**THE PROBLEM**
Provide an exact copy of the data, excluding the images.

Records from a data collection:
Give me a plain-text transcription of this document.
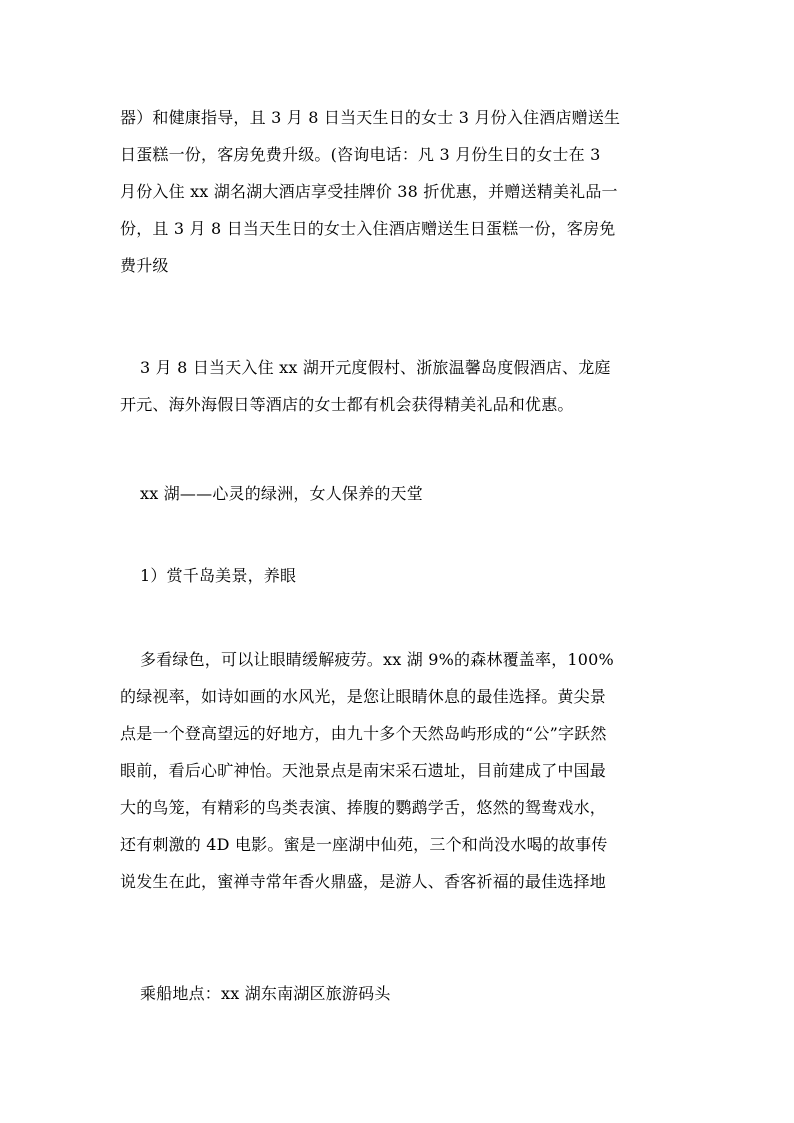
器）和健康指导，且 3 月 8 日当天生日的女士 3 月份入住酒店赠送生
日蛋糕一份，客房免费升级。(咨询电话：凡 3 月份生日的女士在 3
月份入住 xx 湖名湖大酒店享受挂牌价 38 折优惠，并赠送精美礼品一
份，且 3 月 8 日当天生日的女士入住酒店赠送生日蛋糕一份，客房免
费升级
3 月 8 日当天入住 xx 湖开元度假村、浙旅温馨岛度假酒店、龙庭
开元、海外海假日等酒店的女士都有机会获得精美礼品和优惠。
xx 湖——心灵的绿洲，女人保养的天堂
1）赏千岛美景，养眼
多看绿色，可以让眼睛缓解疲劳。xx 湖 9%的森林覆盖率，100%
的绿视率，如诗如画的水风光，是您让眼睛休息的最佳选择。黄尖景
点是一个登高望远的好地方，由九十多个天然岛屿形成的“公”字跃然
眼前，看后心旷神怡。天池景点是南宋采石遗址，目前建成了中国最
大的鸟笼，有精彩的鸟类表演、捧腹的鹦鹉学舌，悠然的鸳鸯戏水，
还有刺激的 4D 电影。蜜是一座湖中仙苑，三个和尚没水喝的故事传
说发生在此，蜜禅寺常年香火鼎盛，是游人、香客祈福的最佳选择地
乘船地点：xx 湖东南湖区旅游码头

**RESULT FOR THIS TASK**
Give me a plain-text transcription of this document.
器）和健康指导，且 3 月 8 日当天生日的女士 3 月份入住酒店赠送生
日蛋糕一份，客房免费升级。(咨询电话：凡 3 月份生日的女士在 3
月份入住 xx 湖名湖大酒店享受挂牌价 38 折优惠，并赠送精美礼品一
份，且 3 月 8 日当天生日的女士入住酒店赠送生日蛋糕一份，客房免
费升级
3 月 8 日当天入住 xx 湖开元度假村、浙旅温馨岛度假酒店、龙庭
开元、海外海假日等酒店的女士都有机会获得精美礼品和优惠。
xx 湖——心灵的绿洲，女人保养的天堂
1）赏千岛美景，养眼
多看绿色，可以让眼睛缓解疲劳。xx 湖 9%的森林覆盖率，100%
的绿视率，如诗如画的水风光，是您让眼睛休息的最佳选择。黄尖景
点是一个登高望远的好地方，由九十多个天然岛屿形成的“公”字跃然
眼前，看后心旷神怡。天池景点是南宋采石遗址，目前建成了中国最
大的鸟笼，有精彩的鸟类表演、捧腹的鹦鹉学舌，悠然的鸳鸯戏水，
还有刺激的 4D 电影。蜜是一座湖中仙苑，三个和尚没水喝的故事传
说发生在此，蜜禅寺常年香火鼎盛，是游人、香客祈福的最佳选择地
乘船地点：xx 湖东南湖区旅游码头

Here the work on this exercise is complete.